§ Task goal
Return all lines below containing the word "cream".

§ Material provided
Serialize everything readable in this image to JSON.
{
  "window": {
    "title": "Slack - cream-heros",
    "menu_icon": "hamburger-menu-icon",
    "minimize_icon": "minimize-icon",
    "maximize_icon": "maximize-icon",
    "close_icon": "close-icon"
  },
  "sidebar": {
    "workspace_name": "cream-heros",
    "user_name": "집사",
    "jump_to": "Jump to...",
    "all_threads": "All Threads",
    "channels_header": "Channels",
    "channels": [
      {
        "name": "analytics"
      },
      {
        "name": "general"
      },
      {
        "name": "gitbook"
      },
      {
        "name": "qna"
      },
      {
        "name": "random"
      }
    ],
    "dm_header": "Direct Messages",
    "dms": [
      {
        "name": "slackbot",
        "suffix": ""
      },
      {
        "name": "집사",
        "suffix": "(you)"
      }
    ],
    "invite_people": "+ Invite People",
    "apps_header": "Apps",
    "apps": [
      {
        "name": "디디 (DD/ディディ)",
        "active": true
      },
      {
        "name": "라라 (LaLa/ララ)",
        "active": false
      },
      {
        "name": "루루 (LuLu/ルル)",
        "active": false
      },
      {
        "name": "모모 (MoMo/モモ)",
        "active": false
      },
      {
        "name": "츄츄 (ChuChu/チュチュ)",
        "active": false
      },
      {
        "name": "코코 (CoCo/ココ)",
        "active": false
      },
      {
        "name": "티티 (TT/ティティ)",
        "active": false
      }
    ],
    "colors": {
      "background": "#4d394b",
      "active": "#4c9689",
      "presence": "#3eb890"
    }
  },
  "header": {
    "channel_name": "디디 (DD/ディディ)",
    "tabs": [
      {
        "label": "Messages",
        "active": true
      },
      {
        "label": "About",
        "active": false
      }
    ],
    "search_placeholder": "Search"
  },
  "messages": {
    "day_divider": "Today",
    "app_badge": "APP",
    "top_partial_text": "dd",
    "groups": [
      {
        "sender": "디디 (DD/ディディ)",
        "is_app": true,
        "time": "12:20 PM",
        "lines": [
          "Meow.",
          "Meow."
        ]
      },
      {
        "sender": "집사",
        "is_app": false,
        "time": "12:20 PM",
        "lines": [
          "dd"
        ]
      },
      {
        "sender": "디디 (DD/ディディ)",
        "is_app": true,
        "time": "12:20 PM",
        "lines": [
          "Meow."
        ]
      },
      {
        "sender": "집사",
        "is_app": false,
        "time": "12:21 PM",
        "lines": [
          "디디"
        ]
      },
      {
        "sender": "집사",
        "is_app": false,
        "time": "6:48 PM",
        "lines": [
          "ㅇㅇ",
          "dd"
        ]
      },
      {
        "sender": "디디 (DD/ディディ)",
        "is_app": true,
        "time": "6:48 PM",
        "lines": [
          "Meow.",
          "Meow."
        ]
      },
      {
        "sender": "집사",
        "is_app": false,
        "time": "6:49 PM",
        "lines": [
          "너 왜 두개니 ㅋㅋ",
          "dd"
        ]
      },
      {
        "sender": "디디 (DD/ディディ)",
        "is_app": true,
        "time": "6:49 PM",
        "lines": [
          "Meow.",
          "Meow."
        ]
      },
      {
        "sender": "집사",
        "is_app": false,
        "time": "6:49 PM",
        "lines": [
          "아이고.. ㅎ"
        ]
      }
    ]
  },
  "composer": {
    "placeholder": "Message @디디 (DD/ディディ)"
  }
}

§ Correct response
    "title": "Slack - cream-heros",
    "workspace_name": "cream-heros",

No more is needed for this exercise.